TASK TO CARRY OUT
Type out the material below exactly.

[Stored records]
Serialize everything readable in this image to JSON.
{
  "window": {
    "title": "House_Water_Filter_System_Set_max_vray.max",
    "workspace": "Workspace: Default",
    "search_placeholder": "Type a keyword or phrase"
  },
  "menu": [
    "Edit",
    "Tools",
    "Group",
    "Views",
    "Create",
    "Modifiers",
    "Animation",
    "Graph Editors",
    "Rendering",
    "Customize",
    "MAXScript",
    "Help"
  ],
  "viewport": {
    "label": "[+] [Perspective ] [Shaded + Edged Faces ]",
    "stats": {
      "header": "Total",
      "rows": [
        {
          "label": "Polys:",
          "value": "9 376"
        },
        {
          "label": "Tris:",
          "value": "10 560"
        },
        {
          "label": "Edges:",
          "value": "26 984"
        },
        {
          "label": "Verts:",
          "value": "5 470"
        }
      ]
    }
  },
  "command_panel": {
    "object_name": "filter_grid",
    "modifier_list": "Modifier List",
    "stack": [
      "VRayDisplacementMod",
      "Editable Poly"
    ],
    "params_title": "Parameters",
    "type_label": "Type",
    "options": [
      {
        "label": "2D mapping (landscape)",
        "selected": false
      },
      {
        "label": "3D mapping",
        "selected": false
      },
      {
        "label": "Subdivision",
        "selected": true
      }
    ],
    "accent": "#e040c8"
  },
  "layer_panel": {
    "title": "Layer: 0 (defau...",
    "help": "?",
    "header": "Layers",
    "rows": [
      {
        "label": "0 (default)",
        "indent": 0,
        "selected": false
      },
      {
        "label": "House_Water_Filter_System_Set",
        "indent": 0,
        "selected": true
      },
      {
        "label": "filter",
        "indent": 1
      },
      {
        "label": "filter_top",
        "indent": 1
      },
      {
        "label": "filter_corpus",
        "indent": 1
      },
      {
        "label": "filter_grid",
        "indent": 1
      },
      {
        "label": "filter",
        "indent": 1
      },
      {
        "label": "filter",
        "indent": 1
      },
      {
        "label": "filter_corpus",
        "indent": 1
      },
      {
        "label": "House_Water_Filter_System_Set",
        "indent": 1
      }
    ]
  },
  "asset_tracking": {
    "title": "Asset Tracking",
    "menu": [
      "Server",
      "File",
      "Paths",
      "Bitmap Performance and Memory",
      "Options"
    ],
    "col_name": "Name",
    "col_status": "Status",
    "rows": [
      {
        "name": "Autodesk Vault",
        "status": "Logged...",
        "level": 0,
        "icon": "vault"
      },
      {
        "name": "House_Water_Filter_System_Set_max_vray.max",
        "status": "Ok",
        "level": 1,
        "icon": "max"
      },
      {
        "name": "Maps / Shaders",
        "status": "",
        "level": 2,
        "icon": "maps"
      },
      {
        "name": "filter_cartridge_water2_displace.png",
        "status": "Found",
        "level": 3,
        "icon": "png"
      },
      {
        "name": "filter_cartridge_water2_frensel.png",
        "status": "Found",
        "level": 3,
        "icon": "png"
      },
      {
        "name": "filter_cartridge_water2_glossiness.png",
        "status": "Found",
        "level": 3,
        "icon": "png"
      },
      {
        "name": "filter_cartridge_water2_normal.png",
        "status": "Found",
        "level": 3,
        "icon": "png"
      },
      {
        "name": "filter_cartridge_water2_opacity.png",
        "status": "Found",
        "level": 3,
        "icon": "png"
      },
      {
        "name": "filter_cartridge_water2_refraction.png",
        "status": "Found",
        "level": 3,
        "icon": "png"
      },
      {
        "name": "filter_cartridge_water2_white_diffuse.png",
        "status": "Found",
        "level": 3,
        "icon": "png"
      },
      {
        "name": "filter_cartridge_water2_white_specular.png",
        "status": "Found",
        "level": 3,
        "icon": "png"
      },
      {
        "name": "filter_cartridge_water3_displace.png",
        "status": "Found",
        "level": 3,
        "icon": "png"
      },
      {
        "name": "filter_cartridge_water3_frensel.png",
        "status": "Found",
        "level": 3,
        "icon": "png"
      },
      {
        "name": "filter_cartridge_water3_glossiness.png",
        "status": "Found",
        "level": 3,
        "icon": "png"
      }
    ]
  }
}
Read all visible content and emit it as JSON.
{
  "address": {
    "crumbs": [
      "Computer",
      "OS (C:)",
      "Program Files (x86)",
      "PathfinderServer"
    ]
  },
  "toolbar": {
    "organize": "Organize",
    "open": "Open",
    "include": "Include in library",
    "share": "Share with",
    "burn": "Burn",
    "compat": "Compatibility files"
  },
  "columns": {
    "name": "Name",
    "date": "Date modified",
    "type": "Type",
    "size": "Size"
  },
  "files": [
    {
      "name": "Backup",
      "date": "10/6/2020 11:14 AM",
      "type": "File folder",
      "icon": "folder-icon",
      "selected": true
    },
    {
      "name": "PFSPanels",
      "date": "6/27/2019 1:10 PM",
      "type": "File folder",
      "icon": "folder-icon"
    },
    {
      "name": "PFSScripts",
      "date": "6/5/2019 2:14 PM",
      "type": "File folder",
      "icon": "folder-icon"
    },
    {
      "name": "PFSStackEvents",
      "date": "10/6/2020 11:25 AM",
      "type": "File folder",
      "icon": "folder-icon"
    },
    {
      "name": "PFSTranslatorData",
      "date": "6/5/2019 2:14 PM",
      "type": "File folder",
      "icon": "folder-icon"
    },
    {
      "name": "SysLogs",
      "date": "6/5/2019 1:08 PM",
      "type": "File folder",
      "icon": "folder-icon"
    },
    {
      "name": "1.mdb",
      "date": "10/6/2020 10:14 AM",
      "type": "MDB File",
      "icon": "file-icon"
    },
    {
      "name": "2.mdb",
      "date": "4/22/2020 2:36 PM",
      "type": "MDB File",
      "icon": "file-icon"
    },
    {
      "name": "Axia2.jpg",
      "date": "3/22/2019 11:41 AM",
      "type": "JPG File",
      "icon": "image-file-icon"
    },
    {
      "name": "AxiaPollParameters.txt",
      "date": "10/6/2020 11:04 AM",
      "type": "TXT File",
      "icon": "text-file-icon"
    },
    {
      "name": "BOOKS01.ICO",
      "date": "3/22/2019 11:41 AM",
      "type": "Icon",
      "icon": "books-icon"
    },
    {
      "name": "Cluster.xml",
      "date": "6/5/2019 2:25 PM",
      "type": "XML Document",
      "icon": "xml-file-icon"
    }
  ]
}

THE RESPONSE
Serialize everything readable in this image to JSON.
{
  "window": {
    "title": "House_Water_Filter_System_Set_max_vray.max",
    "workspace": "Workspace: Default",
    "search_placeholder": "Type a keyword or phrase"
  },
  "menu": [
    "Edit",
    "Tools",
    "Group",
    "Views",
    "Create",
    "Modifiers",
    "Animation",
    "Graph Editors",
    "Rendering",
    "Customize",
    "MAXScript",
    "Help"
  ],
  "viewport": {
    "label": "[+] [Perspective ] [Shaded + Edged Faces ]",
    "stats": {
      "header": "Total",
      "rows": [
        {
          "label": "Polys:",
          "value": "9 376"
        },
        {
          "label": "Tris:",
          "value": "10 560"
        },
        {
          "label": "Edges:",
          "value": "26 984"
        },
        {
          "label": "Verts:",
          "value": "5 470"
        }
      ]
    }
  },
  "command_panel": {
    "object_name": "filter_grid",
    "modifier_list": "Modifier List",
    "stack": [
      "VRayDisplacementMod",
      "Editable Poly"
    ],
    "params_title": "Parameters",
    "type_label": "Type",
    "options": [
      {
        "label": "2D mapping (landscape)",
        "selected": false
      },
      {
        "label": "3D mapping",
        "selected": false
      },
      {
        "label": "Subdivision",
        "selected": true
      }
    ],
    "accent": "#e040c8"
  },
  "layer_panel": {
    "title": "Layer: 0 (defau...",
    "help": "?",
    "header": "Layers",
    "rows": [
      {
        "label": "0 (default)",
        "indent": 0,
        "selected": false
      },
      {
        "label": "House_Water_Filter_System_Set",
        "indent": 0,
        "selected": true
      },
      {
        "label": "filter",
        "indent": 1
      },
      {
        "label": "filter_top",
        "indent": 1
      },
      {
        "label": "filter_corpus",
        "indent": 1
      },
      {
        "label": "filter_grid",
        "indent": 1
      },
      {
        "label": "filter",
        "indent": 1
      },
      {
        "label": "filter",
        "indent": 1
      },
      {
        "label": "filter_corpus",
        "indent": 1
      },
      {
        "label": "House_Water_Filter_System_Set",
        "indent": 1
      }
    ]
  },
  "asset_tracking": {
    "title": "Asset Tracking",
    "menu": [
      "Server",
      "File",
      "Paths",
      "Bitmap Performance and Memory",
      "Options"
    ],
    "col_name": "Name",
    "col_status": "Status",
    "rows": [
      {
        "name": "Autodesk Vault",
        "status": "Logged...",
        "level": 0,
        "icon": "vault"
      },
      {
        "name": "House_Water_Filter_System_Set_max_vray.max",
        "status": "Ok",
        "level": 1,
        "icon": "max"
      },
      {
        "name": "Maps / Shaders",
        "status": "",
        "level": 2,
        "icon": "maps"
      },
      {
        "name": "filter_cartridge_water2_displace.png",
        "status": "Found",
        "level": 3,
        "icon": "png"
      },
      {
        "name": "filter_cartridge_water2_frensel.png",
        "status": "Found",
        "level": 3,
        "icon": "png"
      },
      {
        "name": "filter_cartridge_water2_glossiness.png",
        "status": "Found",
        "level": 3,
        "icon": "png"
      },
      {
        "name": "filter_cartridge_water2_normal.png",
        "status": "Found",
        "level": 3,
        "icon": "png"
      },
      {
        "name": "filter_cartridge_water2_opacity.png",
        "status": "Found",
        "level": 3,
        "icon": "png"
      },
      {
        "name": "filter_cartridge_water2_refraction.png",
        "status": "Found",
        "level": 3,
        "icon": "png"
      },
      {
        "name": "filter_cartridge_water2_white_diffuse.png",
        "status": "Found",
        "level": 3,
        "icon": "png"
      },
      {
        "name": "filter_cartridge_water2_white_specular.png",
        "status": "Found",
        "level": 3,
        "icon": "png"
      },
      {
        "name": "filter_cartridge_water3_displace.png",
        "status": "Found",
        "level": 3,
        "icon": "png"
      },
      {
        "name": "filter_cartridge_water3_frensel.png",
        "status": "Found",
        "level": 3,
        "icon": "png"
      },
      {
        "name": "filter_cartridge_water3_glossiness.png",
        "status": "Found",
        "level": 3,
        "icon": "png"
      }
    ]
  }
}
Read all visible content and emit it as JSON.
{
  "address": {
    "crumbs": [
      "Computer",
      "OS (C:)",
      "Program Files (x86)",
      "PathfinderServer"
    ]
  },
  "toolbar": {
    "organize": "Organize",
    "open": "Open",
    "include": "Include in library",
    "share": "Share with",
    "burn": "Burn",
    "compat": "Compatibility files"
  },
  "columns": {
    "name": "Name",
    "date": "Date modified",
    "type": "Type",
    "size": "Size"
  },
  "files": [
    {
      "name": "Backup",
      "date": "10/6/2020 11:14 AM",
      "type": "File folder",
      "icon": "folder-icon",
      "selected": true
    },
    {
      "name": "PFSPanels",
      "date": "6/27/2019 1:10 PM",
      "type": "File folder",
      "icon": "folder-icon"
    },
    {
      "name": "PFSScripts",
      "date": "6/5/2019 2:14 PM",
      "type": "File folder",
      "icon": "folder-icon"
    },
    {
      "name": "PFSStackEvents",
      "date": "10/6/2020 11:25 AM",
      "type": "File folder",
      "icon": "folder-icon"
    },
    {
      "name": "PFSTranslatorData",
      "date": "6/5/2019 2:14 PM",
      "type": "File folder",
      "icon": "folder-icon"
    },
    {
      "name": "SysLogs",
      "date": "6/5/2019 1:08 PM",
      "type": "File folder",
      "icon": "folder-icon"
    },
    {
      "name": "1.mdb",
      "date": "10/6/2020 10:14 AM",
      "type": "MDB File",
      "icon": "file-icon"
    },
    {
      "name": "2.mdb",
      "date": "4/22/2020 2:36 PM",
      "type": "MDB File",
      "icon": "file-icon"
    },
    {
      "name": "Axia2.jpg",
      "date": "3/22/2019 11:41 AM",
      "type": "JPG File",
      "icon": "image-file-icon"
    },
    {
      "name": "AxiaPollParameters.txt",
      "date": "10/6/2020 11:04 AM",
      "type": "TXT File",
      "icon": "text-file-icon"
    },
    {
      "name": "BOOKS01.ICO",
      "date": "3/22/2019 11:41 AM",
      "type": "Icon",
      "icon": "books-icon"
    },
    {
      "name": "Cluster.xml",
      "date": "6/5/2019 2:25 PM",
      "type": "XML Document",
      "icon": "xml-file-icon"
    }
  ]
}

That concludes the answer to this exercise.